-- start of RAW RECORDS --
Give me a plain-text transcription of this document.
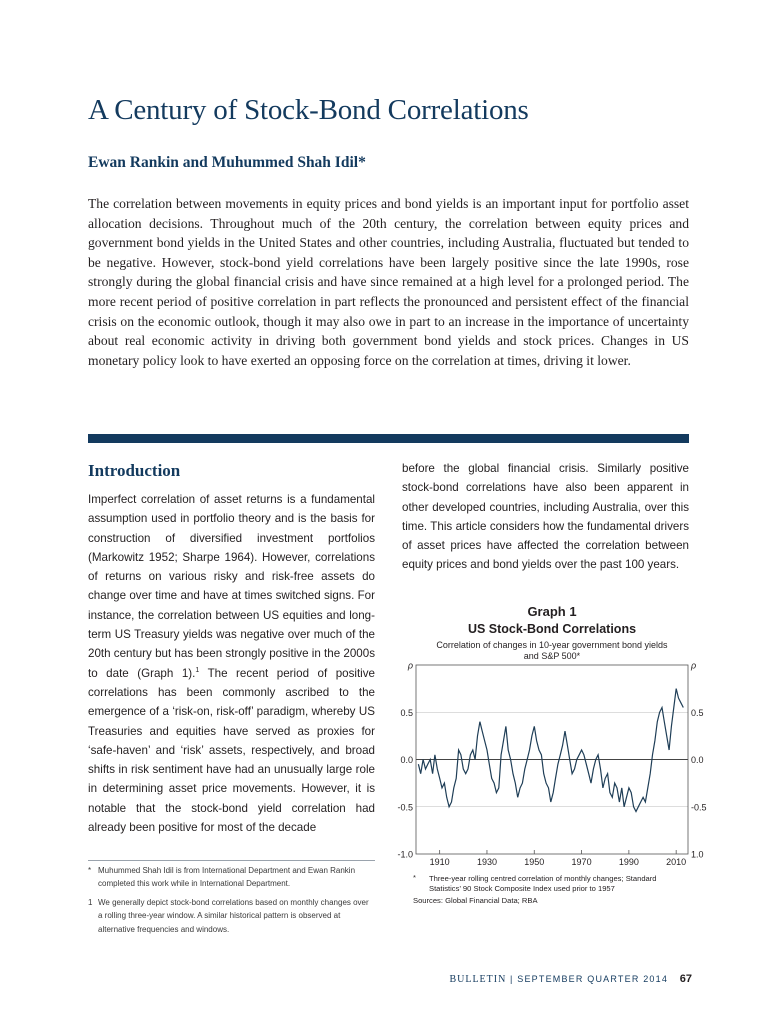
A Century of Stock-Bond Correlations
Ewan Rankin and Muhummed Shah Idil*
The correlation between movements in equity prices and bond yields is an important input for portfolio asset allocation decisions. Throughout much of the 20th century, the correlation between equity prices and government bond yields in the United States and other countries, including Australia, fluctuated but tended to be negative. However, stock-bond yield correlations have been largely positive since the late 1990s, rose strongly during the global financial crisis and have since remained at a high level for a prolonged period. The more recent period of positive correlation in part reflects the pronounced and persistent effect of the financial crisis on the economic outlook, though it may also owe in part to an increase in the importance of uncertainty about real economic activity in driving both government bond yields and stock prices. Changes in US monetary policy look to have exerted an opposing force on the correlation at times, driving it lower.
Introduction
Imperfect correlation of asset returns is a fundamental assumption used in portfolio theory and is the basis for construction of diversified investment portfolios (Markowitz 1952; Sharpe 1964). However, correlations of returns on various risky and risk-free assets do change over time and have at times switched signs. For instance, the correlation between US equities and long-term US Treasury yields was negative over much of the 20th century but has been strongly positive in the 2000s to date (Graph 1).$^1$ The recent period of positive correlations has been commonly ascribed to the emergence of a ‘risk-on, risk-off’ paradigm, whereby US Treasuries and equities have served as proxies for ‘safe-haven’ and ‘risk’ assets, respectively, and broad shifts in risk sentiment have had an unusually large role in determining asset price movements. However, it is notable that the stock-bond yield correlation had already been positive for most of the decade
before the global financial crisis. Similarly positive stock-bond correlations have also been apparent in other developed countries, including Australia, over this time. This article considers how the fundamental drivers of asset prices have affected the correlation between equity prices and bond yields over the past 100 years.
* Muhummed Shah Idil is from International Department and Ewan Rankin completed this work while in International Department.
1 We generally depict stock-bond correlations based on monthly changes over a rolling three-year window. A similar historical pattern is observed at alternative frequencies and windows.
Graph 1
US Stock-Bond Correlations
Correlation of changes in 10-year government bond yields
and S&P 500*
-1.0
-0.5
0.0
0.5
ρ
1.0
-0.5
0.0
0.5
ρ
1910	1930	1950	1970	1990	2010
* Three-year rolling centred correlation of monthly changes; Standard
Statistics’ 90 Stock Composite Index used prior to 1957
Sources: Global Financial Data; RBA
BULLETIN | SEPTEMBER QUARTER 2014 67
-- end of RAW RECORDS --
THE EXERCISE: Look through the entries above for the word "Idil". Copy every line where it shows up.

ANSWER TO THE PROBLEM:
Ewan Rankin and Muhummed Shah Idil*
* Muhummed Shah Idil is from International Department and Ewan Rankin completed this work while in International Department.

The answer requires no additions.